◆ **Exercise**
Using the records below, locate all lines containing "this" and return them.

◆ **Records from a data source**
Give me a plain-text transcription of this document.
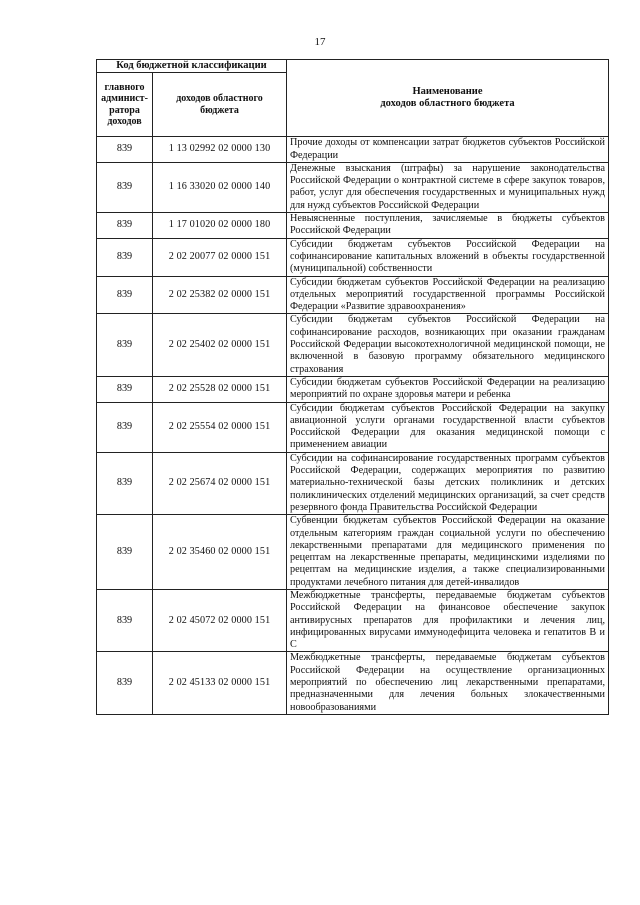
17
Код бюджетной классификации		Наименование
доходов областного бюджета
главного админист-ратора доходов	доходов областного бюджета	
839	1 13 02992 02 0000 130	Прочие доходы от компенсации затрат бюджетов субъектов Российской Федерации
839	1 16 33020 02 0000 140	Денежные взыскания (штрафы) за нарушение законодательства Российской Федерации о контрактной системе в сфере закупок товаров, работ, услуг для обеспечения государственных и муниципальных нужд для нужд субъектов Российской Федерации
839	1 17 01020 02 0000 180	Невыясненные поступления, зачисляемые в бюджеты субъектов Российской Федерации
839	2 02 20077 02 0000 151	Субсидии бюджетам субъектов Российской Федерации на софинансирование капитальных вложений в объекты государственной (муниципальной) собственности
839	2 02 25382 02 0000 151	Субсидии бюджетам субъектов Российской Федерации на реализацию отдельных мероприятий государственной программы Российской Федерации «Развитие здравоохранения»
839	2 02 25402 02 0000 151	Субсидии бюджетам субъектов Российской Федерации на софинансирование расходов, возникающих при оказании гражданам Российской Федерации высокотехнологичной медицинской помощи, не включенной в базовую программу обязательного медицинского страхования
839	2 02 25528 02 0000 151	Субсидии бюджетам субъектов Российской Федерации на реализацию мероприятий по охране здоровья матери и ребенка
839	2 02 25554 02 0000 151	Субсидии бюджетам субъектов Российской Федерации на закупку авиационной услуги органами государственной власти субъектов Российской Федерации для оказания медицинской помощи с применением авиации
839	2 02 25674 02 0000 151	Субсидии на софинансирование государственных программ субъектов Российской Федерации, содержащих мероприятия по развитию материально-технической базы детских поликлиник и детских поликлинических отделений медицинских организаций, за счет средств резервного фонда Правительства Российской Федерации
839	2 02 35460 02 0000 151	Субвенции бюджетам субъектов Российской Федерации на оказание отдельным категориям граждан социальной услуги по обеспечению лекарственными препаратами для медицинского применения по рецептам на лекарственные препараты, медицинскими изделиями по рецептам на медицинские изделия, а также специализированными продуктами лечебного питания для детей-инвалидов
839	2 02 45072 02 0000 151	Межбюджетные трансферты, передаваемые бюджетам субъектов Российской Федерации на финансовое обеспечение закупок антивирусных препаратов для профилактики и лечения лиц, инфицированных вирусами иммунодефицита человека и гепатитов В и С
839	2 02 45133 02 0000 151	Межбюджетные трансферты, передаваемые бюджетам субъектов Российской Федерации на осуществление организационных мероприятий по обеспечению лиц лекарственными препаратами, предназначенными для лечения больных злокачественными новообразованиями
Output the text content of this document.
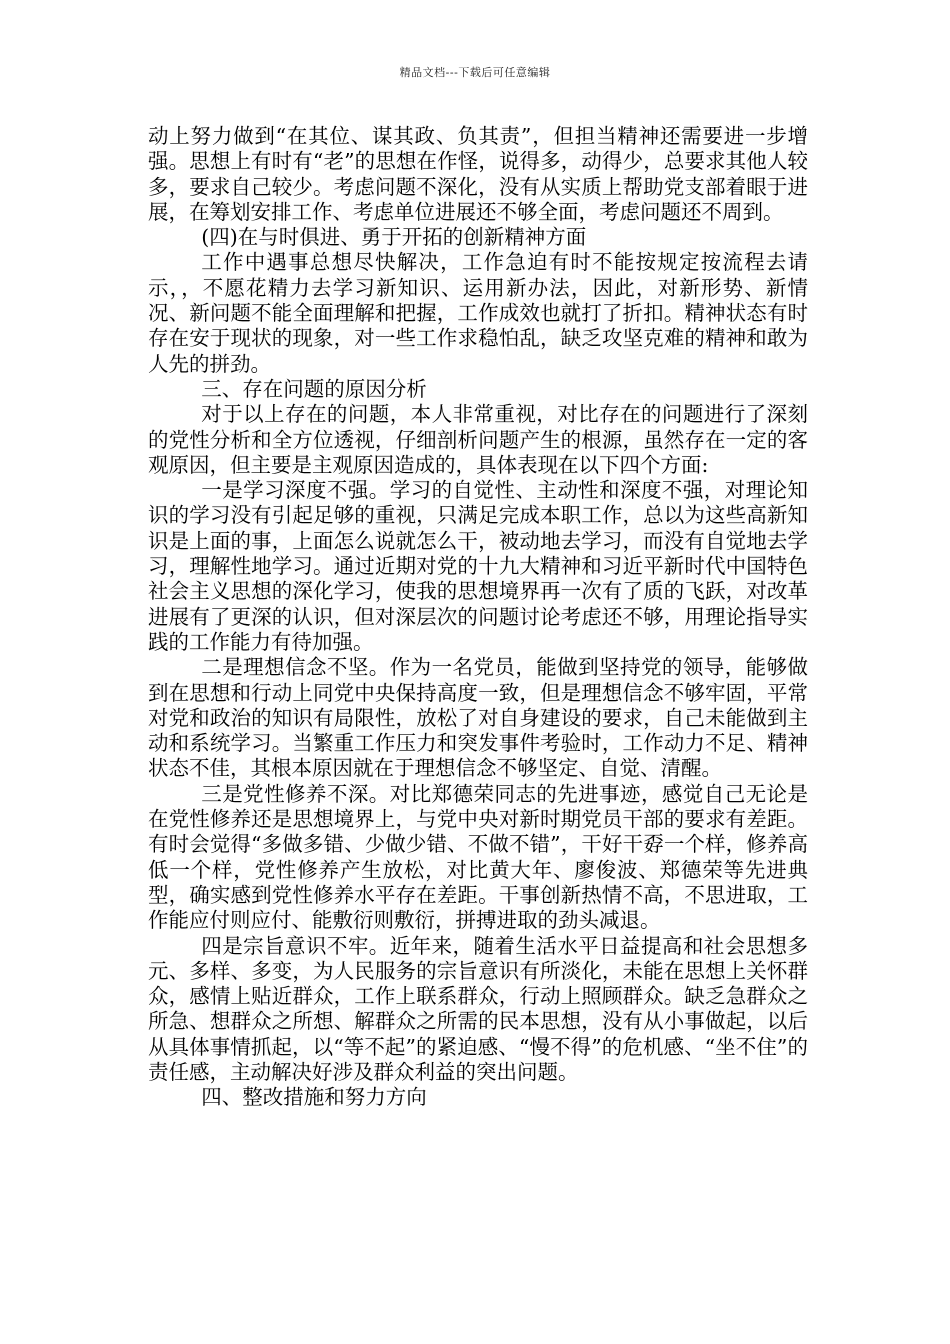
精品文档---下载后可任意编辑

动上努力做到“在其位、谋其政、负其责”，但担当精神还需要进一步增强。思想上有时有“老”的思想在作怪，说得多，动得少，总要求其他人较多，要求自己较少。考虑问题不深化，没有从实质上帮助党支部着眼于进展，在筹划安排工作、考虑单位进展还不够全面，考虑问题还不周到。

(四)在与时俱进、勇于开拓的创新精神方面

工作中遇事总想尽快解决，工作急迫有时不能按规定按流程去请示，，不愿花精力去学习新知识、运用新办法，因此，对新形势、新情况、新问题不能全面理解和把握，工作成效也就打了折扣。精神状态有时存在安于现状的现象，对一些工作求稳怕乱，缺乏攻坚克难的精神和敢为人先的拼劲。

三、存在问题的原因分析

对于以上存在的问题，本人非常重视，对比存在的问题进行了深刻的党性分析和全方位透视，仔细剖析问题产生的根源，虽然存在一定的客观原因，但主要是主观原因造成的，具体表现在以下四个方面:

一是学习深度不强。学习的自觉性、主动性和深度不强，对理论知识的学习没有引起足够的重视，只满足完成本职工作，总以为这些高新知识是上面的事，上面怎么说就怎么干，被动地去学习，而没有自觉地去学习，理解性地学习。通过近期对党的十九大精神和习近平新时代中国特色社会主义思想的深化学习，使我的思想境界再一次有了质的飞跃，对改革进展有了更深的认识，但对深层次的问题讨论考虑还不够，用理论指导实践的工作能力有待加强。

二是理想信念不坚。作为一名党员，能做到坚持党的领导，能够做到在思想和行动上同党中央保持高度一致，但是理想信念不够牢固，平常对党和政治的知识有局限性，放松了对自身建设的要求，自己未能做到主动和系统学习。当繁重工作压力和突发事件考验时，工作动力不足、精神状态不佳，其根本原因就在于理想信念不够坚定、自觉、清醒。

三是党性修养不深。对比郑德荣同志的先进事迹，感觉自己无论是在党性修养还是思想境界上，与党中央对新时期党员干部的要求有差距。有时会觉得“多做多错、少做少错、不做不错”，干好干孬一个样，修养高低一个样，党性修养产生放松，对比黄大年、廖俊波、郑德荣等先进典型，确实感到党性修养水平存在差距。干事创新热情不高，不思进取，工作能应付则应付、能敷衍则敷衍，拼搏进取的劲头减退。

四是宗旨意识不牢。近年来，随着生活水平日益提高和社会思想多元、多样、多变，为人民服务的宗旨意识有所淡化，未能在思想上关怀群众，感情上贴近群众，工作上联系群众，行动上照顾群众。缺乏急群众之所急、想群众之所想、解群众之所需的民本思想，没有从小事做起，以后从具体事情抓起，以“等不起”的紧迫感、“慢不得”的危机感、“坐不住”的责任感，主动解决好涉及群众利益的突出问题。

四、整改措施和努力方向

◆ **Result**
Give me a plain-text transcription of this document.
Output the text content of this document.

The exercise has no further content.